■ Exercise details ■
Look through the records that follow. Copy every line containing the word "legendarnego".

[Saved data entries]
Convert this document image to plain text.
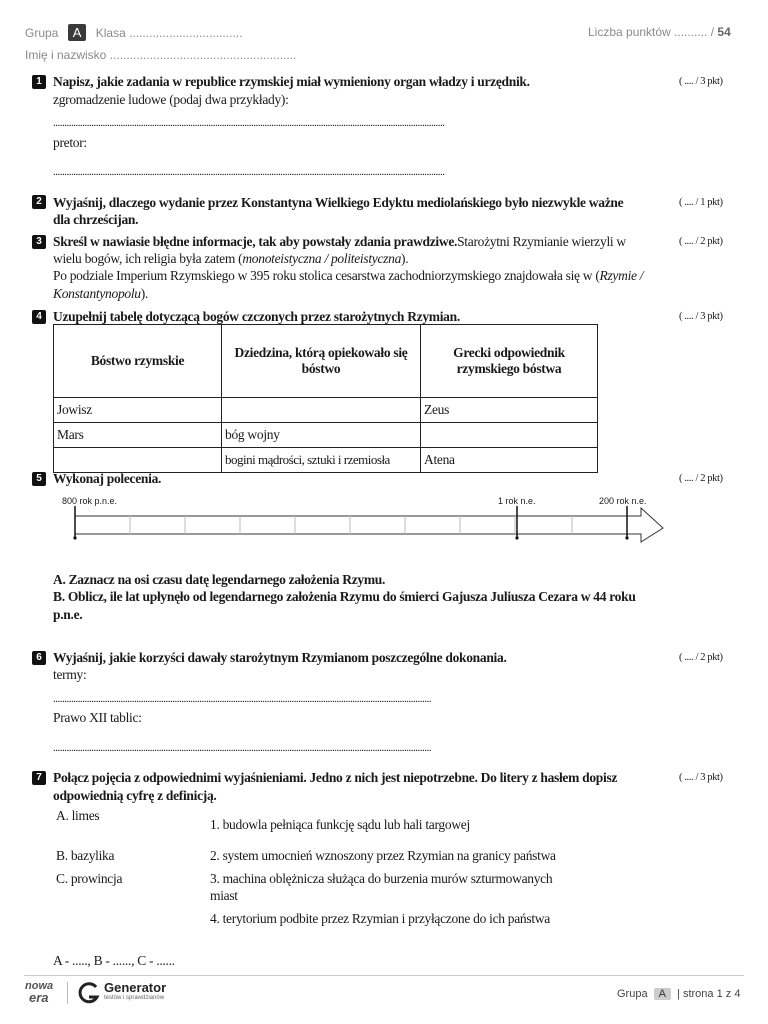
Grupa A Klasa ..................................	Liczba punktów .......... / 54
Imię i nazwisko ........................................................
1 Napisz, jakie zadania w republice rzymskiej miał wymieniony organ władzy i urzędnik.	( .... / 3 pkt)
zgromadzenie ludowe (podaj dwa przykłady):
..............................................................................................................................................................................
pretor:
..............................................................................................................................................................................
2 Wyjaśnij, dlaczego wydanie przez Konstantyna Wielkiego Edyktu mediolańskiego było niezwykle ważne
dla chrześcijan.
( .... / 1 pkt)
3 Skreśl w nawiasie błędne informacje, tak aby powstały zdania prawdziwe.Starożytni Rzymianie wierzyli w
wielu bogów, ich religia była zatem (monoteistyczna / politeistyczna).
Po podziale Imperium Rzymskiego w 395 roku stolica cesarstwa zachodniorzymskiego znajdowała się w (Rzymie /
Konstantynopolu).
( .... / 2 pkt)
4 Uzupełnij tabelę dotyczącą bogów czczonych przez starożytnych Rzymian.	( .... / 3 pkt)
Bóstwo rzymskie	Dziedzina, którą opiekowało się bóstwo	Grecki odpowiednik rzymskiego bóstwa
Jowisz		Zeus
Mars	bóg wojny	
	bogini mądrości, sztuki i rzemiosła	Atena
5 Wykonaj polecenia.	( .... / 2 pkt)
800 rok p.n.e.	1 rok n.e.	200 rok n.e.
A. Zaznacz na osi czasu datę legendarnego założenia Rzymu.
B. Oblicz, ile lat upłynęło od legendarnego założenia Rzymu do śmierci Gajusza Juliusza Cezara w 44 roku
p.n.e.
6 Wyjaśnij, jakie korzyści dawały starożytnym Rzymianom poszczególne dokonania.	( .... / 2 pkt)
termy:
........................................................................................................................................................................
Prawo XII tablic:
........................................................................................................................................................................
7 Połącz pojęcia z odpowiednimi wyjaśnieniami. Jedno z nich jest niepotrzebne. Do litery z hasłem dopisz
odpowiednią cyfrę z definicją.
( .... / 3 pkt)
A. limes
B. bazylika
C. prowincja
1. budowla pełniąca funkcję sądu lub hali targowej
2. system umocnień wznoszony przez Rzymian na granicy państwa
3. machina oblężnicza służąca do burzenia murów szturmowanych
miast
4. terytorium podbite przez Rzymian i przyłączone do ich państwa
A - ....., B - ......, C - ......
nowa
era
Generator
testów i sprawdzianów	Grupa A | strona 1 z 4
* * *
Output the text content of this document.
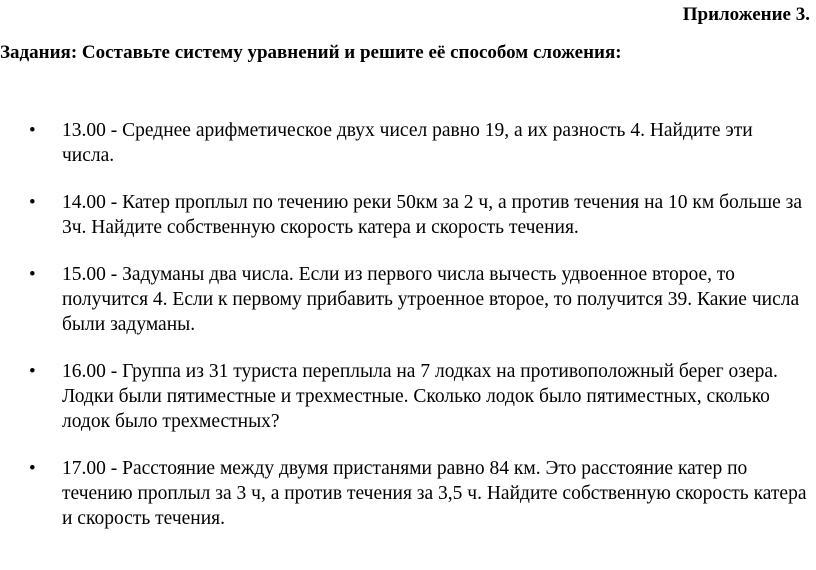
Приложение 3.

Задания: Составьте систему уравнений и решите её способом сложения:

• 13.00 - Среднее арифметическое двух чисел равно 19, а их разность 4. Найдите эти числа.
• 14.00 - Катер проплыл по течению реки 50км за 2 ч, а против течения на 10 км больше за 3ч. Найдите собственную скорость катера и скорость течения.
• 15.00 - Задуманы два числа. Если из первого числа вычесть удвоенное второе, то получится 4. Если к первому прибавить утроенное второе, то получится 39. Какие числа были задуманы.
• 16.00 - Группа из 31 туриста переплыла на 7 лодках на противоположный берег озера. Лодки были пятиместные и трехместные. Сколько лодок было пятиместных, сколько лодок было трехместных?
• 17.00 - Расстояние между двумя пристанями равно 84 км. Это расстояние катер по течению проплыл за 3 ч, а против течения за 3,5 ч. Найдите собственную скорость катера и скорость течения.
==
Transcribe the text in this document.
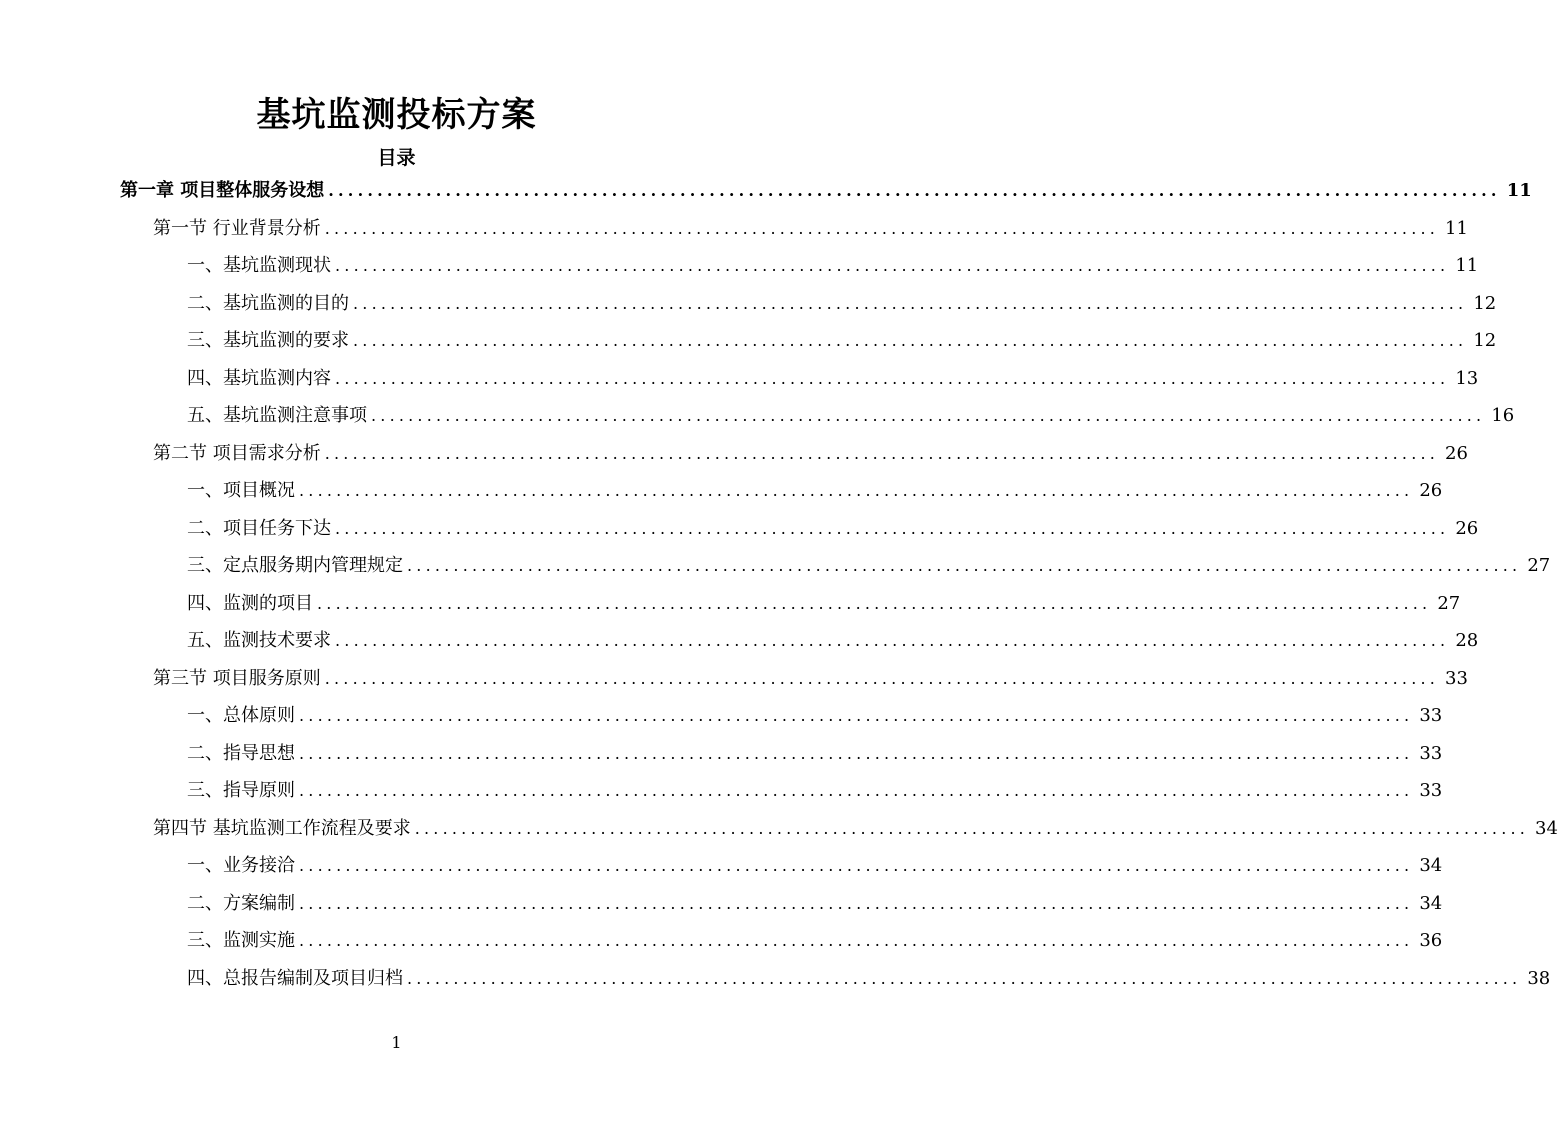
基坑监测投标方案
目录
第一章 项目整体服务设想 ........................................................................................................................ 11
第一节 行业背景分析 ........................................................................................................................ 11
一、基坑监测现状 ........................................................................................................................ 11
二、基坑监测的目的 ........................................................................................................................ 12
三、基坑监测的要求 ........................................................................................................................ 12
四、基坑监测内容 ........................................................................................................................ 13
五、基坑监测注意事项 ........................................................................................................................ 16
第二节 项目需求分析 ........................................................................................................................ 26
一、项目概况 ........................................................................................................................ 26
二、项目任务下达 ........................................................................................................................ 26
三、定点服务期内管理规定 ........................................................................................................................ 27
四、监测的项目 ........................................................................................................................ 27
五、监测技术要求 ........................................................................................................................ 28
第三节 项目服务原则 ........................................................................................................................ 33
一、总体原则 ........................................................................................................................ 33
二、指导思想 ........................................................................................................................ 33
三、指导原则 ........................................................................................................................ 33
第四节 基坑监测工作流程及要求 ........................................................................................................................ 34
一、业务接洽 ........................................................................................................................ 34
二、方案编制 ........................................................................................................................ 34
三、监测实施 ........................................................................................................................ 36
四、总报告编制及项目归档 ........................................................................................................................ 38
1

■ Exercise answer ■
A. Zaznacz na osi czasu datę legendarnego założenia Rzymu.
B. Oblicz, ile lat upłynęło od legendarnego założenia Rzymu do śmierci Gajusza Juliusza Cezara w 44 roku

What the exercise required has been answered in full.